Find the word "number" in the listing; pull out each line holding it.

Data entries
------------------------
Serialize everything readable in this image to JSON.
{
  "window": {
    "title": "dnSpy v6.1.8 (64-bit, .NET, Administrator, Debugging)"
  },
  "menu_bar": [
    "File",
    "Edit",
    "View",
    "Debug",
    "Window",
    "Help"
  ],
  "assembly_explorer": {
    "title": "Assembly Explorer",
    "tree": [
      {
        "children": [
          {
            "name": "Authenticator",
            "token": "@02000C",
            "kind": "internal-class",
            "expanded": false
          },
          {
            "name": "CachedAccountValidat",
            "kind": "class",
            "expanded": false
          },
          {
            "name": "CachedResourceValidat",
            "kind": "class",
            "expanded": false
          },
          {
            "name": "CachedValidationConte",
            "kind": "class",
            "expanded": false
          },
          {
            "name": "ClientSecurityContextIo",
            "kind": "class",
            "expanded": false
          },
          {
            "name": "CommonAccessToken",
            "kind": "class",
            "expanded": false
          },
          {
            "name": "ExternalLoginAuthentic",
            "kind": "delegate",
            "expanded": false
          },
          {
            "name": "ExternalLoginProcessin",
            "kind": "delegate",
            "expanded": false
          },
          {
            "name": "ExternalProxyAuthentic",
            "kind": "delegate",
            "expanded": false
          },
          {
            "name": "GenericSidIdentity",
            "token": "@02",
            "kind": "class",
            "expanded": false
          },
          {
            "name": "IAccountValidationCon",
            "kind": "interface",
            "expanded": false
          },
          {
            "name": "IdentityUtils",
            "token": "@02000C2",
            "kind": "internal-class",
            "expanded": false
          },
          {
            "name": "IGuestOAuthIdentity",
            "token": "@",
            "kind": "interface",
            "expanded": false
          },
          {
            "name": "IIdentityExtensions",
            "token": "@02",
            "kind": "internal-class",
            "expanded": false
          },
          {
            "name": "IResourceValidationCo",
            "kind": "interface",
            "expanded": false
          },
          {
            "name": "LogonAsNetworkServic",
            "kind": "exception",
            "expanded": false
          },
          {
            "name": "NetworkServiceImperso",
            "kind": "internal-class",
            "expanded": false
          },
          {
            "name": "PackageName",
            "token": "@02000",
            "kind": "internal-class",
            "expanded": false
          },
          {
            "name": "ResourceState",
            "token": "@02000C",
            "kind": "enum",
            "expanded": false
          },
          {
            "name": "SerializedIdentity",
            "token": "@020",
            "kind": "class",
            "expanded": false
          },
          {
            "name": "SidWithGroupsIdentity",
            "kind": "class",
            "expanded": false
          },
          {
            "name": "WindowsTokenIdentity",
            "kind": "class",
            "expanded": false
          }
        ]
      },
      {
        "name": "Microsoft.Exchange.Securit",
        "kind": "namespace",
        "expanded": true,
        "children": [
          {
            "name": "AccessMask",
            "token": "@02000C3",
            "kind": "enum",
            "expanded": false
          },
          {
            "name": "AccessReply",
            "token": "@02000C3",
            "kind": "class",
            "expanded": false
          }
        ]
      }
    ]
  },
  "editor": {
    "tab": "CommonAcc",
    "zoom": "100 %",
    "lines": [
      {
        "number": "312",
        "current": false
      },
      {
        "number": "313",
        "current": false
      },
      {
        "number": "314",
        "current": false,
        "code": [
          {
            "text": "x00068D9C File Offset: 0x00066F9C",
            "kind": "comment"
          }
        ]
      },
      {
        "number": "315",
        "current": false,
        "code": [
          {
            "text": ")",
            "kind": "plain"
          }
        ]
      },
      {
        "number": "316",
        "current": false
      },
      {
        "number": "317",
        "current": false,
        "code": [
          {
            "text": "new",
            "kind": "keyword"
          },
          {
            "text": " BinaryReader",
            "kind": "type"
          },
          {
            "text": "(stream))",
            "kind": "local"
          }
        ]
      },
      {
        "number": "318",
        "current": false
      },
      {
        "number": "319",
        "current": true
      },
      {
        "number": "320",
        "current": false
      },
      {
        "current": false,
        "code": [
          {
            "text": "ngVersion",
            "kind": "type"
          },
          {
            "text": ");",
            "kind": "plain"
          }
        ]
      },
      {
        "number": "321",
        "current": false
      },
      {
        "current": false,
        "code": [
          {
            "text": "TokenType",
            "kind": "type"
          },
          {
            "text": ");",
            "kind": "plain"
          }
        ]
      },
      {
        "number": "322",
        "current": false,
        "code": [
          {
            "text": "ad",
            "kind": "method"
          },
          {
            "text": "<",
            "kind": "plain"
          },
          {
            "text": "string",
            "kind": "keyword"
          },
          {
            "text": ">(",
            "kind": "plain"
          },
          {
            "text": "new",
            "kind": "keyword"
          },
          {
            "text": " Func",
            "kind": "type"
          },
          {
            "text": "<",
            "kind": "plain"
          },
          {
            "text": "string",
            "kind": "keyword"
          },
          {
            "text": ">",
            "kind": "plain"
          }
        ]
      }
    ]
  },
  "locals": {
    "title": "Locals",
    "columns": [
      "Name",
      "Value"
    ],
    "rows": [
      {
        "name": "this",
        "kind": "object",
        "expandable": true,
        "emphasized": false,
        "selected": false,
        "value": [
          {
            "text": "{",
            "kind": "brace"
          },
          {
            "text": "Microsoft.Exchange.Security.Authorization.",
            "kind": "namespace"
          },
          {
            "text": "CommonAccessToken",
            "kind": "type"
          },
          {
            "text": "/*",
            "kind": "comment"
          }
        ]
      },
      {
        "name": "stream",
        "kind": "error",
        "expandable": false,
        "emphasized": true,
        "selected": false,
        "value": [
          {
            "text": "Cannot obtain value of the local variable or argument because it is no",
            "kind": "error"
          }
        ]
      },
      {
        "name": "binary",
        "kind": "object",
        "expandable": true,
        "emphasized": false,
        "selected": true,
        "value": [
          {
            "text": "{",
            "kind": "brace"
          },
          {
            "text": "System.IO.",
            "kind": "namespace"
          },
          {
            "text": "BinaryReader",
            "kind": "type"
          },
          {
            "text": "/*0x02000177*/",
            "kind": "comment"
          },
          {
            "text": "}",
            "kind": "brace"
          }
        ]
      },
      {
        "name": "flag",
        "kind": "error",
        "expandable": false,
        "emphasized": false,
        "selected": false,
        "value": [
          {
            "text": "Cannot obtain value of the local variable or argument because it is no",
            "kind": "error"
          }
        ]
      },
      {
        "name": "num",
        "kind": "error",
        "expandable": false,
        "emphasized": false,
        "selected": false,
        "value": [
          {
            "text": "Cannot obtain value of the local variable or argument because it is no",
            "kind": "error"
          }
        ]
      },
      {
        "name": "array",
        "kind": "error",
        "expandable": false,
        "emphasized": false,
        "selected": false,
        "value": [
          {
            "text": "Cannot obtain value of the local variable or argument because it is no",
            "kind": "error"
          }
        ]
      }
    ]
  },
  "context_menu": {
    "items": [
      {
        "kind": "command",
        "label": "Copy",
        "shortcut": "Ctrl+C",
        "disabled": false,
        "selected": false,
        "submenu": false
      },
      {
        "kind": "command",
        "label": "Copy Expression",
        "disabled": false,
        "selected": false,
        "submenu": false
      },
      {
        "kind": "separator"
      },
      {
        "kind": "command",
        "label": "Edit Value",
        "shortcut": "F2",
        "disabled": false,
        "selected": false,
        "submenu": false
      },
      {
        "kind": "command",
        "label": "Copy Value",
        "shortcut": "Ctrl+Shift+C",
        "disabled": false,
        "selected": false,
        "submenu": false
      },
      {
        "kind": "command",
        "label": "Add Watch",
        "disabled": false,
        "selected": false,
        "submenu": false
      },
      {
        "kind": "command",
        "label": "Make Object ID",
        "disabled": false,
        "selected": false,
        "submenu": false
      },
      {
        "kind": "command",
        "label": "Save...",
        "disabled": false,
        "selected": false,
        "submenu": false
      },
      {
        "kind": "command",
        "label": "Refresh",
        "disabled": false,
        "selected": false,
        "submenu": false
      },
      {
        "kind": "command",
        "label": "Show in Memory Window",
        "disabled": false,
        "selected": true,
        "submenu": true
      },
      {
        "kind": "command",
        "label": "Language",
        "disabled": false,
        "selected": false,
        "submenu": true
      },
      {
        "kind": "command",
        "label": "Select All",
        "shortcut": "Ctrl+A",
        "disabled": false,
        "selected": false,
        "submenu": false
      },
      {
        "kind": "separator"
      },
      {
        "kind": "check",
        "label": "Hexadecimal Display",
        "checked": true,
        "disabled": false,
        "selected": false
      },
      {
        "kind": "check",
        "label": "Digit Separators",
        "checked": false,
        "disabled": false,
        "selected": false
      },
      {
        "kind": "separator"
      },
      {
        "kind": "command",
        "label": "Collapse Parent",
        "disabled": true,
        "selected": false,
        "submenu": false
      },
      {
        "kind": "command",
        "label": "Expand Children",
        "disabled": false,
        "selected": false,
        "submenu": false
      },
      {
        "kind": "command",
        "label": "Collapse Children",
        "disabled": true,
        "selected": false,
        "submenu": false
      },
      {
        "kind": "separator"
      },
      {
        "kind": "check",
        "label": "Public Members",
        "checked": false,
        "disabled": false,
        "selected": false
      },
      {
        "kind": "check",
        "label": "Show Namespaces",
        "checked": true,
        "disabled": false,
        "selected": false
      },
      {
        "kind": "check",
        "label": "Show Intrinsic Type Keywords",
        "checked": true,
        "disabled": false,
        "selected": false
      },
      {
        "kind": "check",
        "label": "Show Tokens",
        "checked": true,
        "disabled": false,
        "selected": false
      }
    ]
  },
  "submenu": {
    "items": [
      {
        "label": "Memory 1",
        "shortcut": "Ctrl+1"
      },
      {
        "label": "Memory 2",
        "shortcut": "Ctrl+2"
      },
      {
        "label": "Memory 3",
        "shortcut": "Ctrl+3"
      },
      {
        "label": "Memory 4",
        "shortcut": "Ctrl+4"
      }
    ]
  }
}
------------------------
TASK RESPONSE =>
        "number": "312",
        "number": "313",
        "number": "314",
        "number": "315",
        "number": "316",
        "number": "317",
        "number": "318",
        "number": "319",
        "number": "320",
        "number": "321",
        "number": "322",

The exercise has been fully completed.